Dataset entries
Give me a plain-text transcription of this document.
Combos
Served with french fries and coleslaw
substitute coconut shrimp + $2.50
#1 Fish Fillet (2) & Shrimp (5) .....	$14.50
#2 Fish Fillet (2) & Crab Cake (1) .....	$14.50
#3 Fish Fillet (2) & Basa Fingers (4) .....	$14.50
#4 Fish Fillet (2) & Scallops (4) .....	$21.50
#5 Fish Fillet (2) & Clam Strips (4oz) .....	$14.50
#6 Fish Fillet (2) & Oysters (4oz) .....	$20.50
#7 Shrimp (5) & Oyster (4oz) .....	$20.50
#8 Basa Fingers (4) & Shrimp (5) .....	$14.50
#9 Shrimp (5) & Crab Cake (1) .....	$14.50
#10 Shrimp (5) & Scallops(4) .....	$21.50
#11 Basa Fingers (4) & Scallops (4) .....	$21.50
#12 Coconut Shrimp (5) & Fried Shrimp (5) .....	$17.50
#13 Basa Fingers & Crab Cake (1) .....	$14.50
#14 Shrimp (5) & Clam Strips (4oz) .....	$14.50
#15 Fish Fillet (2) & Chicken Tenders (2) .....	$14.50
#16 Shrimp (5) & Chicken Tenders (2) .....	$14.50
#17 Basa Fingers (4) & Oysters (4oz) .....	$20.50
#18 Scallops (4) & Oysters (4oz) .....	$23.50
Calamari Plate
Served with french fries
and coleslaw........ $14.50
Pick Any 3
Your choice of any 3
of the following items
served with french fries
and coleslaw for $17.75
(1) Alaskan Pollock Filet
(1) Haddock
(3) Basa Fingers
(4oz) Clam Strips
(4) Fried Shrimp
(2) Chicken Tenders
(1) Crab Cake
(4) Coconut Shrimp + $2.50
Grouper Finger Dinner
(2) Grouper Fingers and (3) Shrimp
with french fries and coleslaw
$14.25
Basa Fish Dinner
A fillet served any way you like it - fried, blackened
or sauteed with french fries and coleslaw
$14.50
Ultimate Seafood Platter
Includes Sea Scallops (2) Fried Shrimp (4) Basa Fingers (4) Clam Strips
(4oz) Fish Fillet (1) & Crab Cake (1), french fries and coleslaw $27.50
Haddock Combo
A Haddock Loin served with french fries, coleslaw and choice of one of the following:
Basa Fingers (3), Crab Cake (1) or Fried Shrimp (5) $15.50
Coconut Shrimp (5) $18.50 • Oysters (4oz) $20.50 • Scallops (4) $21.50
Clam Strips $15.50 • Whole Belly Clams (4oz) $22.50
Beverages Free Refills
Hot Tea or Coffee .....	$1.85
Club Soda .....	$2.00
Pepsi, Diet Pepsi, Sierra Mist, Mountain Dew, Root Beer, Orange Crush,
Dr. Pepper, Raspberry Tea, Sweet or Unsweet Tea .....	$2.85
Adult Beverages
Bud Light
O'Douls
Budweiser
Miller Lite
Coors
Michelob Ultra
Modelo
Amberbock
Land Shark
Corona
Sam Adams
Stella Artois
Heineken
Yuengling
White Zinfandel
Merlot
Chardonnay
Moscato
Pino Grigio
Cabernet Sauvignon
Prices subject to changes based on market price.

→ Written task: Copy out the full material exactly as it appears.

→ Task answer:
Give me a plain-text transcription of this document.
Combos
Served with french fries and coleslaw
substitute coconut shrimp + $2.50
#1 Fish Fillet (2) & Shrimp (5) .....	$14.50
#2 Fish Fillet (2) & Crab Cake (1) .....	$14.50
#3 Fish Fillet (2) & Basa Fingers (4) .....	$14.50
#4 Fish Fillet (2) & Scallops (4) .....	$21.50
#5 Fish Fillet (2) & Clam Strips (4oz) .....	$14.50
#6 Fish Fillet (2) & Oysters (4oz) .....	$20.50
#7 Shrimp (5) & Oyster (4oz) .....	$20.50
#8 Basa Fingers (4) & Shrimp (5) .....	$14.50
#9 Shrimp (5) & Crab Cake (1) .....	$14.50
#10 Shrimp (5) & Scallops(4) .....	$21.50
#11 Basa Fingers (4) & Scallops (4) .....	$21.50
#12 Coconut Shrimp (5) & Fried Shrimp (5) .....	$17.50
#13 Basa Fingers & Crab Cake (1) .....	$14.50
#14 Shrimp (5) & Clam Strips (4oz) .....	$14.50
#15 Fish Fillet (2) & Chicken Tenders (2) .....	$14.50
#16 Shrimp (5) & Chicken Tenders (2) .....	$14.50
#17 Basa Fingers (4) & Oysters (4oz) .....	$20.50
#18 Scallops (4) & Oysters (4oz) .....	$23.50
Calamari Plate
Served with french fries
and coleslaw........ $14.50
Pick Any 3
Your choice of any 3
of the following items
served with french fries
and coleslaw for $17.75
(1) Alaskan Pollock Filet
(1) Haddock
(3) Basa Fingers
(4oz) Clam Strips
(4) Fried Shrimp
(2) Chicken Tenders
(1) Crab Cake
(4) Coconut Shrimp + $2.50
Grouper Finger Dinner
(2) Grouper Fingers and (3) Shrimp
with french fries and coleslaw
$14.25
Basa Fish Dinner
A fillet served any way you like it - fried, blackened
or sauteed with french fries and coleslaw
$14.50
Ultimate Seafood Platter
Includes Sea Scallops (2) Fried Shrimp (4) Basa Fingers (4) Clam Strips
(4oz) Fish Fillet (1) & Crab Cake (1), french fries and coleslaw $27.50
Haddock Combo
A Haddock Loin served with french fries, coleslaw and choice of one of the following:
Basa Fingers (3), Crab Cake (1) or Fried Shrimp (5) $15.50
Coconut Shrimp (5) $18.50 • Oysters (4oz) $20.50 • Scallops (4) $21.50
Clam Strips $15.50 • Whole Belly Clams (4oz) $22.50
Beverages Free Refills
Hot Tea or Coffee .....	$1.85
Club Soda .....	$2.00
Pepsi, Diet Pepsi, Sierra Mist, Mountain Dew, Root Beer, Orange Crush,
Dr. Pepper, Raspberry Tea, Sweet or Unsweet Tea .....	$2.85
Adult Beverages
Bud Light
O'Douls
Budweiser
Miller Lite
Coors
Michelob Ultra
Modelo
Amberbock
Land Shark
Corona
Sam Adams
Stella Artois
Heineken
Yuengling
White Zinfandel
Merlot
Chardonnay
Moscato
Pino Grigio
Cabernet Sauvignon
Prices subject to changes based on market price.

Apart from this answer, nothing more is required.